**WRITTEN INSTRUCTION:** Return each line that holds the word "omitted".

**Extracted data entries:**
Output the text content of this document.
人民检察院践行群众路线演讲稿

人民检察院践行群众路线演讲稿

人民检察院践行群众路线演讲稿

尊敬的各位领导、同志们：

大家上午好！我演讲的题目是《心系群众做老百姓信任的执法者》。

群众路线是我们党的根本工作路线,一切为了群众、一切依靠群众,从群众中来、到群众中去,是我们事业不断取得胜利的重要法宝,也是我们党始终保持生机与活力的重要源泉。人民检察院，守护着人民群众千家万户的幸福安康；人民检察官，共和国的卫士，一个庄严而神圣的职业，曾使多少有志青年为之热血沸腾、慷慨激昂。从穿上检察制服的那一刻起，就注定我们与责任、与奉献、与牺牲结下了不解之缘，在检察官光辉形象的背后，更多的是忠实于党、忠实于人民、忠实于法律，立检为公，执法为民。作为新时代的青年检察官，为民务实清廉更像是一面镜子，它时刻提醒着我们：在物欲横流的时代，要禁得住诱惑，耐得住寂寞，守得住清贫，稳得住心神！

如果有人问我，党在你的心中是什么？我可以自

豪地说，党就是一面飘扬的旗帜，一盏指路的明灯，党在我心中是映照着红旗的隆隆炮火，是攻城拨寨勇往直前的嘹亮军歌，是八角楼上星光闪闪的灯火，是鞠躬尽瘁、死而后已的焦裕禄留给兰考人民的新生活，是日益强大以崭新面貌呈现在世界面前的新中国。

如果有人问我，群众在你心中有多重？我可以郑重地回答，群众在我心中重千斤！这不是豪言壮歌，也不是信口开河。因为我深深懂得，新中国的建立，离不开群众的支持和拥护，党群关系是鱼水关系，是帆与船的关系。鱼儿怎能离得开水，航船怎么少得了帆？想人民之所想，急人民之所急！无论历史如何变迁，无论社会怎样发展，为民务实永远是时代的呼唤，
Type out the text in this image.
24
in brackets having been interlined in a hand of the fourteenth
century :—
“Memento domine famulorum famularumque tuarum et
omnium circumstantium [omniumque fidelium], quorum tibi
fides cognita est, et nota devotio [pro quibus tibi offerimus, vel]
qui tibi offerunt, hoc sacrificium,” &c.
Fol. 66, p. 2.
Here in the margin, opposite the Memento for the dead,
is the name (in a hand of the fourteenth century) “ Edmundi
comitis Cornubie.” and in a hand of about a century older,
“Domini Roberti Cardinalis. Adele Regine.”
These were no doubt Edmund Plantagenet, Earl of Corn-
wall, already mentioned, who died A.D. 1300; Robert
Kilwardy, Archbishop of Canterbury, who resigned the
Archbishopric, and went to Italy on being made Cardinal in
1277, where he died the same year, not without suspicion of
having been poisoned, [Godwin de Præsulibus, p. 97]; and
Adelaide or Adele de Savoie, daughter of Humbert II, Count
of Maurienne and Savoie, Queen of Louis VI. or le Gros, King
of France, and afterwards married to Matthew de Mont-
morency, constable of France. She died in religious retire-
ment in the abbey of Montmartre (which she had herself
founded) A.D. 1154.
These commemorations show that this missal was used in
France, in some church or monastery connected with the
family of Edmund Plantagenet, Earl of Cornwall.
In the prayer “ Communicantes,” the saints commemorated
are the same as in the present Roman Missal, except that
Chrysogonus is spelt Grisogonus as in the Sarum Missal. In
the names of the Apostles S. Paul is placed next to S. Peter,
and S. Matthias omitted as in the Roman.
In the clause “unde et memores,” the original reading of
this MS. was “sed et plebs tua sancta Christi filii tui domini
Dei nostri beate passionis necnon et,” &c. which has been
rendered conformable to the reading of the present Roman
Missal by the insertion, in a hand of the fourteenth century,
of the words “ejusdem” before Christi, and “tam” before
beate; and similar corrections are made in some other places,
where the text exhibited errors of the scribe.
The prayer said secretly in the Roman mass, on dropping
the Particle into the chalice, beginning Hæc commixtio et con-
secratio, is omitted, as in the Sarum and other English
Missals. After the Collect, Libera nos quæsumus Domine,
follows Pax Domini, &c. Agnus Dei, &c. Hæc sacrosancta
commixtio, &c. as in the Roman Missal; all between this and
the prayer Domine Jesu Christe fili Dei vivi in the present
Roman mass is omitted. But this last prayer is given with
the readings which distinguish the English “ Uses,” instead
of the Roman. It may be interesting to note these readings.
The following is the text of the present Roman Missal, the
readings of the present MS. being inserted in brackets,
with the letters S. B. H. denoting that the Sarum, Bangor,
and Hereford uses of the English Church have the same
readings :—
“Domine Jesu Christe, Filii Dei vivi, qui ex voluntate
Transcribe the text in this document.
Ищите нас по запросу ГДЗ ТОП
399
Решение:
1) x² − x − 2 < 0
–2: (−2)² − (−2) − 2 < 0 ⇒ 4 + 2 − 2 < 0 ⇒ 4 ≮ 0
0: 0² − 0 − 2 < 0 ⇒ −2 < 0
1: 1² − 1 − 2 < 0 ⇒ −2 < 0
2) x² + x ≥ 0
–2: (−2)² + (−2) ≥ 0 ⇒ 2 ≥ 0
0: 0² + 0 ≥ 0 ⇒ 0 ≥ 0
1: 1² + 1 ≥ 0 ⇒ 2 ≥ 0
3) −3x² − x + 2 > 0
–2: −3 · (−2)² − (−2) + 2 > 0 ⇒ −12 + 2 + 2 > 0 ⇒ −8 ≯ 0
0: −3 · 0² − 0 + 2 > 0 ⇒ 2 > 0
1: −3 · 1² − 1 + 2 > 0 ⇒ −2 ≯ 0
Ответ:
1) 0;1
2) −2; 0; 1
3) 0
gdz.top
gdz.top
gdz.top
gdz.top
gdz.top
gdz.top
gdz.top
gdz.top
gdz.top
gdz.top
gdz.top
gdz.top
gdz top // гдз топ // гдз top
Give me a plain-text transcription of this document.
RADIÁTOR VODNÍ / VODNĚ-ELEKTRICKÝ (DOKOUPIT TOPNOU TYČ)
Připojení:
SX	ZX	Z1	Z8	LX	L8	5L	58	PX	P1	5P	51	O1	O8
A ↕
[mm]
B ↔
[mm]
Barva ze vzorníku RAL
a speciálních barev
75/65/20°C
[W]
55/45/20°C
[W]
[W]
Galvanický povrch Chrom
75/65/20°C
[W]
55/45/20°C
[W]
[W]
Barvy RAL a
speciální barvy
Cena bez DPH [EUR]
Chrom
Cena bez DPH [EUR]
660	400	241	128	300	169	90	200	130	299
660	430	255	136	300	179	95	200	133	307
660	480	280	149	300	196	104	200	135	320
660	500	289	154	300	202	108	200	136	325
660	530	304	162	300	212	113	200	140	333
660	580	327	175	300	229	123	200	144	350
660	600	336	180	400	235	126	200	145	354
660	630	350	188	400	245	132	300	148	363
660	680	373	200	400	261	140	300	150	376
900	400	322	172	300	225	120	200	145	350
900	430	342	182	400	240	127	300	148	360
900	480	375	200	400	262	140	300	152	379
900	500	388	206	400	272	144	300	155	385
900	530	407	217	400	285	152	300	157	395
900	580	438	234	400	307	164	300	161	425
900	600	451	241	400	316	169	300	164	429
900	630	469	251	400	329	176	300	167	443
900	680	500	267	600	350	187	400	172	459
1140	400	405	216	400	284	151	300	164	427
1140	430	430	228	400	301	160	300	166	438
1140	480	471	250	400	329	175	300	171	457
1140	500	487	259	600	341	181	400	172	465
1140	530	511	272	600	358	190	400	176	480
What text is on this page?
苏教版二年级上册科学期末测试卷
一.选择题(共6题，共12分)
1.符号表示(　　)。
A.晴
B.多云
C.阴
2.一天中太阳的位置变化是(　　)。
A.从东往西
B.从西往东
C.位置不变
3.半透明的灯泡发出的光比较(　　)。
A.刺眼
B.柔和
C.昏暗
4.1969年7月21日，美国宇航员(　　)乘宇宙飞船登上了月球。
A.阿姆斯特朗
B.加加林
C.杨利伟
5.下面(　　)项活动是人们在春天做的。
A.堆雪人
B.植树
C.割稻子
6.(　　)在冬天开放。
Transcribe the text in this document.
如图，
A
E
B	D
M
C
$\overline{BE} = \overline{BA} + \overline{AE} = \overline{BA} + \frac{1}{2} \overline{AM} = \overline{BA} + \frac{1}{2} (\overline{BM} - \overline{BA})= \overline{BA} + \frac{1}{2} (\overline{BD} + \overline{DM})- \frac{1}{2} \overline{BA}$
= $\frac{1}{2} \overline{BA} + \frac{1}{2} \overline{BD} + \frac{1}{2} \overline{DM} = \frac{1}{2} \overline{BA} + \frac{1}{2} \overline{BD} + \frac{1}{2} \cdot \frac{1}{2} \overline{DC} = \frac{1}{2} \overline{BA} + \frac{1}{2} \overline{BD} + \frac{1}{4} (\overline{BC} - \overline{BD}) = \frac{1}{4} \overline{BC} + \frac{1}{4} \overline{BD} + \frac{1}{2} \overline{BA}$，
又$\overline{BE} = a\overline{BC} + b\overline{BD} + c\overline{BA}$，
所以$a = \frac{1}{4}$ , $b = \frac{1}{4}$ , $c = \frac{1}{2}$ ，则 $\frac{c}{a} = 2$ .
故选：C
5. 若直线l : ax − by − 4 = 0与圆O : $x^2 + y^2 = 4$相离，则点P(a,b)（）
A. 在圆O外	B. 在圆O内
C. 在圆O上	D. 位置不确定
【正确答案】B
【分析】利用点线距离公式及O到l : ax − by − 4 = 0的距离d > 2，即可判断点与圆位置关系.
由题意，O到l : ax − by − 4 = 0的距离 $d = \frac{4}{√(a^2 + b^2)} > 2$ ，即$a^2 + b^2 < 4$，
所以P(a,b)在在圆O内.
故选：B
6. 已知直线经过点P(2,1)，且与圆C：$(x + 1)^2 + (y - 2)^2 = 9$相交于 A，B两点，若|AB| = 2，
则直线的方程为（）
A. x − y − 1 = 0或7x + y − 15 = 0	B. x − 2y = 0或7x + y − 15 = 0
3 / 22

**TASK ANSWER:**
and S. Matthias omitted as in the Roman.
secratio, is omitted, as in the Sarum and other English
Roman mass is omitted. But this last prayer is given with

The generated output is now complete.